Copy all lines in which the word "villamos" can be found.

--- GIVEN DATA ---

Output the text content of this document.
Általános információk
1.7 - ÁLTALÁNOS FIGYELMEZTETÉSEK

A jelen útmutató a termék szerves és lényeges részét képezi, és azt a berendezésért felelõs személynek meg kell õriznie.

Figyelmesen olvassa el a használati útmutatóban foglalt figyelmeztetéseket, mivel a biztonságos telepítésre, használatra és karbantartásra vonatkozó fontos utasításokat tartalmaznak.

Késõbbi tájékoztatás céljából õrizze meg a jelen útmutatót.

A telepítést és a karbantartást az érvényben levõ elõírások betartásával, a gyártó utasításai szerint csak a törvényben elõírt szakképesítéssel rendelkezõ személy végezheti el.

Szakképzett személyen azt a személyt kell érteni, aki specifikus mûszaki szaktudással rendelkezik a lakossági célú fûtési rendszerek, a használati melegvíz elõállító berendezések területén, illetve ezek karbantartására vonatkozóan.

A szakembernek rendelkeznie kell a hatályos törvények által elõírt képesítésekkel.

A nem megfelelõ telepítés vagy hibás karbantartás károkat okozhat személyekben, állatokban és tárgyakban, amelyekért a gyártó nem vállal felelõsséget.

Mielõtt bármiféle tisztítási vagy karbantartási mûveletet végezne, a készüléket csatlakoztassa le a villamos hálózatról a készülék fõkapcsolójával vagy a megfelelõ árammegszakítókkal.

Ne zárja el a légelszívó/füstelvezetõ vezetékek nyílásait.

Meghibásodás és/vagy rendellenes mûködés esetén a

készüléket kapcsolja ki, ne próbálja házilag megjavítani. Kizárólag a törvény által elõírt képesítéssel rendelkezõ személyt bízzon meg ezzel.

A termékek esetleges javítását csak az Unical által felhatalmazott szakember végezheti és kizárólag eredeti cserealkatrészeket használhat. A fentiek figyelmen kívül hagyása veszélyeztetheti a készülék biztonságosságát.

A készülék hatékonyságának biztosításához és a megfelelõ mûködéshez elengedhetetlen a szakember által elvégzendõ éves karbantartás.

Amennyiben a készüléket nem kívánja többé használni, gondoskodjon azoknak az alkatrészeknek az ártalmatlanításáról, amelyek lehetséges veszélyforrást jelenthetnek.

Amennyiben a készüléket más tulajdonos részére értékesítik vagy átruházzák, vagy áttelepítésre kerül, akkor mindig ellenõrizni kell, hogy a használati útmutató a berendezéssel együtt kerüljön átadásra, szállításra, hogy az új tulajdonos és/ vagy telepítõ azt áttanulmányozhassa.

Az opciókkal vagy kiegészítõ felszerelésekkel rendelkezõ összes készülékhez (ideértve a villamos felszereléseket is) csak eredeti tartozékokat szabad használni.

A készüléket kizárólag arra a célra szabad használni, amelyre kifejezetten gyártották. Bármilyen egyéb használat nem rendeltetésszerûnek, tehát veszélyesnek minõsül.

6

---

**THE OUTPUT**:
Mielõtt bármiféle tisztítási vagy karbantartási mûveletet végezne, a készüléket csatlakoztassa le a villamos hálózatról a készülék fõkapcsolójával vagy a megfelelõ árammegszakítókkal.
Az opciókkal vagy kiegészítõ felszerelésekkel rendelkezõ összes készülékhez (ideértve a villamos felszereléseket is) csak eredeti tartozékokat szabad használni.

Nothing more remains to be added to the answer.